Locate every line in the material below that has the word "fühle". Copy each of those lines.

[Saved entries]
- - -

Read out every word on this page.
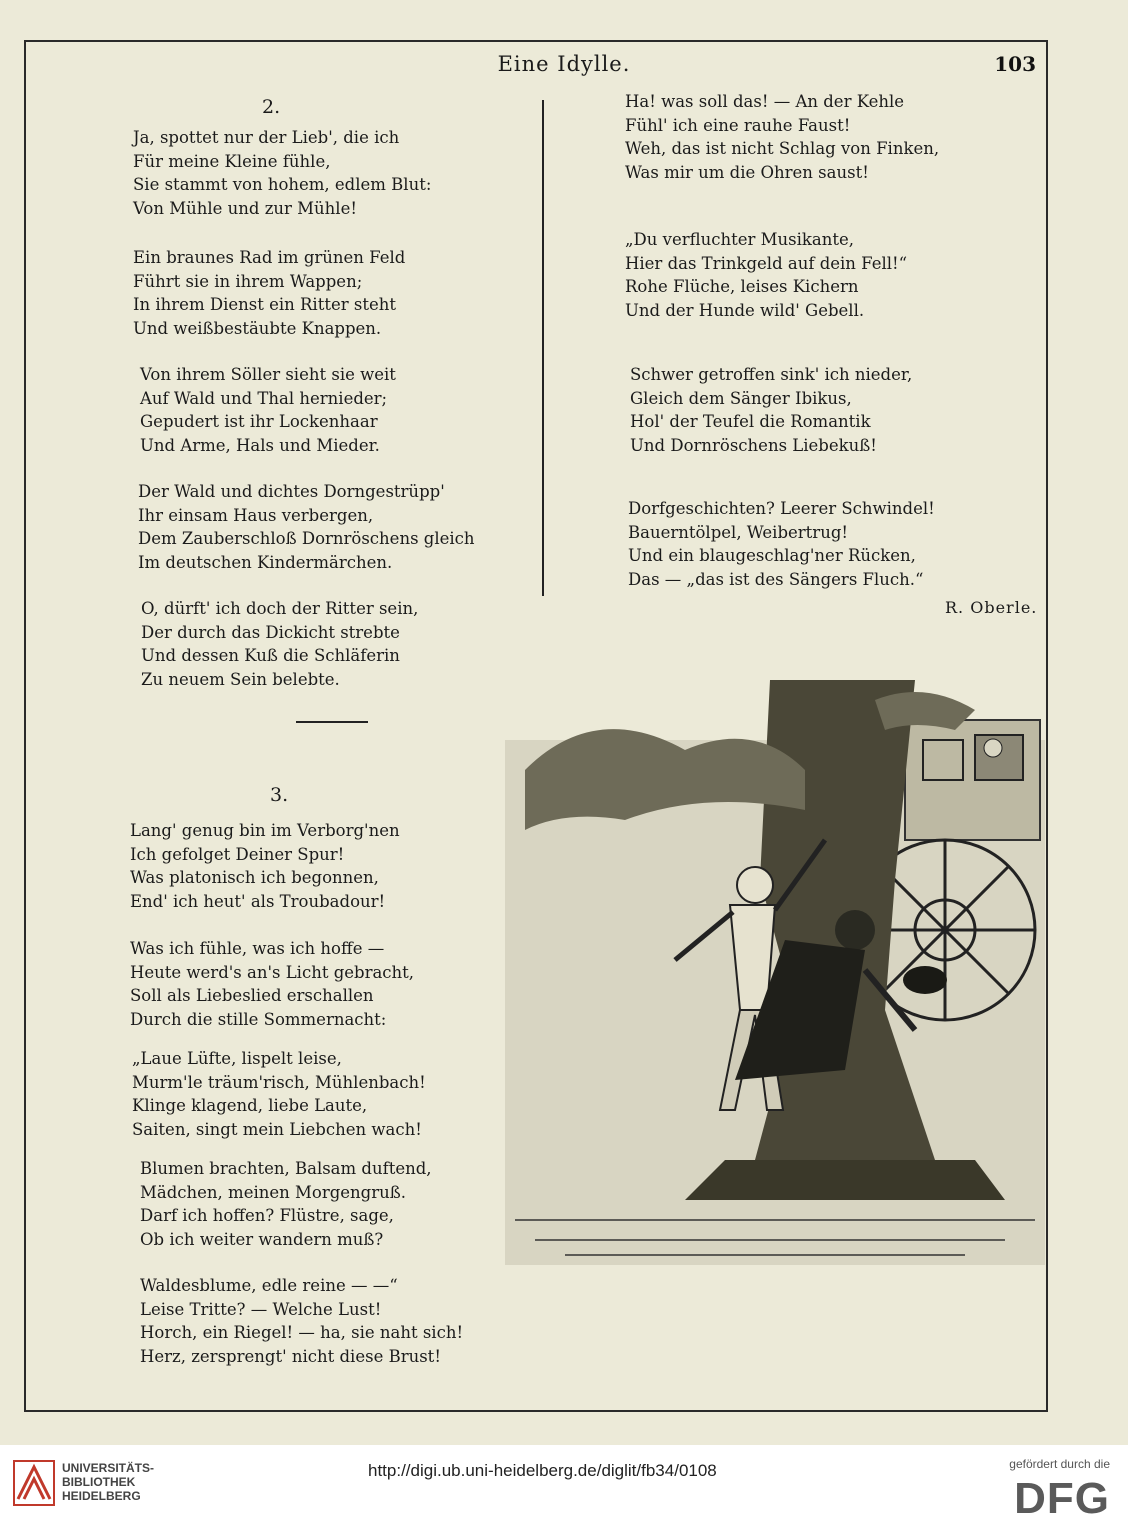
Eine Idylle.	103
2.
3.
Ja, spottet nur der Lieb', die ich
Für meine Kleine fühle,
Sie stammt von hohem, edlem Blut:
Von Mühle und zur Mühle!
Ein braunes Rad im grünen Feld
Führt sie in ihrem Wappen;
In ihrem Dienst ein Ritter steht
Und weißbestäubte Knappen.
Von ihrem Söller sieht sie weit
Auf Wald und Thal hernieder;
Gepudert ist ihr Lockenhaar
Und Arme, Hals und Mieder.
Der Wald und dichtes Dorngestrüpp'
Ihr einsam Haus verbergen,
Dem Zauberschloß Dornröschens gleich
Im deutschen Kindermärchen.
O, dürft' ich doch der Ritter sein,
Der durch das Dickicht strebte
Und dessen Kuß die Schläferin
Zu neuem Sein belebte.
Ha! was soll das! — An der Kehle
Fühl' ich eine rauhe Faust!
Weh, das ist nicht Schlag von Finken,
Was mir um die Ohren saust!
„Du verfluchter Musikante,
Hier das Trinkgeld auf dein Fell!“
Rohe Flüche, leises Kichern
Und der Hunde wild' Gebell.
Schwer getroffen sink' ich nieder,
Gleich dem Sänger Ibikus,
Hol' der Teufel die Romantik
Und Dornröschens Liebekuß!
Dorfgeschichten? Leerer Schwindel!
Bauerntölpel, Weibertrug!
Und ein blaugeschlag'ner Rücken,
Das — „das ist des Sängers Fluch.“
Lang' genug bin im Verborg'nen
Ich gefolget Deiner Spur!
Was platonisch ich begonnen,
End' ich heut' als Troubadour!
Was ich fühle, was ich hoffe —
Heute werd's an's Licht gebracht,
Soll als Liebeslied erschallen
Durch die stille Sommernacht:
„Laue Lüfte, lispelt leise,
Murm'le träum'risch, Mühlenbach!
Klinge klagend, liebe Laute,
Saiten, singt mein Liebchen wach!
Blumen brachten, Balsam duftend,
Mädchen, meinen Morgengruß.
Darf ich hoffen? Flüstre, sage,
Ob ich weiter wandern muß?
Waldesblume, edle reine — —“
Leise Tritte? — Welche Lust!
Horch, ein Riegel! — ha, sie naht sich!
Herz, zersprengt' nicht diese Brust!
R. Oberle.
UNIVERSITÄTS-
BIBLIOTHEK
HEIDELBERG
http://digi.ub.uni-heidelberg.de/diglit/fb34/0108	gefördert durch die
DFG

- - -

• _RESULT FOR THIS EXERCISE_
Für meine Kleine fühle,
Was ich fühle, was ich hoffe —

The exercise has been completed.